- **THE INPUT**:
·····
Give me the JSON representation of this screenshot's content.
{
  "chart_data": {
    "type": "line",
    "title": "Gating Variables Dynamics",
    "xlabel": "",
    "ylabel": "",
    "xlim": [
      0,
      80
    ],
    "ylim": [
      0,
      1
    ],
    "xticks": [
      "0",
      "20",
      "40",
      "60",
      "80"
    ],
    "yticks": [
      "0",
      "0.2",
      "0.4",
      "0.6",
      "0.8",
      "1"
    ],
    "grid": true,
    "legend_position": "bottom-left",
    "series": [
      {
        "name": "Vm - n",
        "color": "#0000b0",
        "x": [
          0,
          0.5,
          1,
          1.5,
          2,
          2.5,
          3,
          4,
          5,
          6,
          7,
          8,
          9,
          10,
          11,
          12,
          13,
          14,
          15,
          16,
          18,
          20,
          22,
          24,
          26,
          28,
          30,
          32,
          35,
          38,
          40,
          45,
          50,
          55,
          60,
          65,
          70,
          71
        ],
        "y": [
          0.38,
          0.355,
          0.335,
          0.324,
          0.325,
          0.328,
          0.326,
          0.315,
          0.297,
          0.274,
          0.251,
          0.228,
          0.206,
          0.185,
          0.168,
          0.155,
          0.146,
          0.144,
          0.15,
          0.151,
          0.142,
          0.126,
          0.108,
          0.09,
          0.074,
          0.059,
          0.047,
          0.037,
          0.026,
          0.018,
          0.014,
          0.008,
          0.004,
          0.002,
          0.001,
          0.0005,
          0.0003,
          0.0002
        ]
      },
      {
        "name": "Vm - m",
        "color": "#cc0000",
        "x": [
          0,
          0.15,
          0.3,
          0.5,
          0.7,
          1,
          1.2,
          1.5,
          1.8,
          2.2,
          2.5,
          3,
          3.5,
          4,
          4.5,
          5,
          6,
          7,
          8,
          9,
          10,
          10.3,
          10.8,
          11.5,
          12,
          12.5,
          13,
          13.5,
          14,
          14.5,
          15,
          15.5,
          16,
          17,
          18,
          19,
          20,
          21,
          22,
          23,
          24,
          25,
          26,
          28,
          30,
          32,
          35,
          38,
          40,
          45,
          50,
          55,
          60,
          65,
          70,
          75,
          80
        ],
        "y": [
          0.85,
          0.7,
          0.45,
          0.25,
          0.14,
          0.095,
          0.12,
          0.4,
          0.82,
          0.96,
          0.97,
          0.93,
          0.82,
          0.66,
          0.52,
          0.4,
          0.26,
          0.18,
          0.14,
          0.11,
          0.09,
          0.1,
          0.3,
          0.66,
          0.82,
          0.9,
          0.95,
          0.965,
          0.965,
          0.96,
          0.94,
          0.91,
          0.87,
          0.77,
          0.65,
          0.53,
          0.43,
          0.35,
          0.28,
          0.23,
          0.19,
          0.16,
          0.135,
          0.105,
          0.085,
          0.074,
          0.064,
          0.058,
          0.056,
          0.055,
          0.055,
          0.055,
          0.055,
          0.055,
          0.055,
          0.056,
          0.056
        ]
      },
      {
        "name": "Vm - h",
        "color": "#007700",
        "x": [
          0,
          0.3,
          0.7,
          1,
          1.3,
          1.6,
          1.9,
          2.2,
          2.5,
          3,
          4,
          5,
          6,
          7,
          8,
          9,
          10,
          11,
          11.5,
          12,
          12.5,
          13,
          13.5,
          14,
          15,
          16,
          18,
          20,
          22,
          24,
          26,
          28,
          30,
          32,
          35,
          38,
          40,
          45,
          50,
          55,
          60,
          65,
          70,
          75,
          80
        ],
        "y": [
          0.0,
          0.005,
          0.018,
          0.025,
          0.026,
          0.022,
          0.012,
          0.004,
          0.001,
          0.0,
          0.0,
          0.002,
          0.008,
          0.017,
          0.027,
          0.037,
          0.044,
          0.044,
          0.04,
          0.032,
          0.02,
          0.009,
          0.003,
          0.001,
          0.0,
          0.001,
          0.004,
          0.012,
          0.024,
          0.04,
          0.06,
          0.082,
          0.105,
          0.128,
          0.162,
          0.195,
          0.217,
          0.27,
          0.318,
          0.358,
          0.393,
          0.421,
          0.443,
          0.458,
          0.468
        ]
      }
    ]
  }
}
·····
Count each line of the data where the word "color" appears, then reply with the total only.

- **RESULT FOR THIS TASK**:
3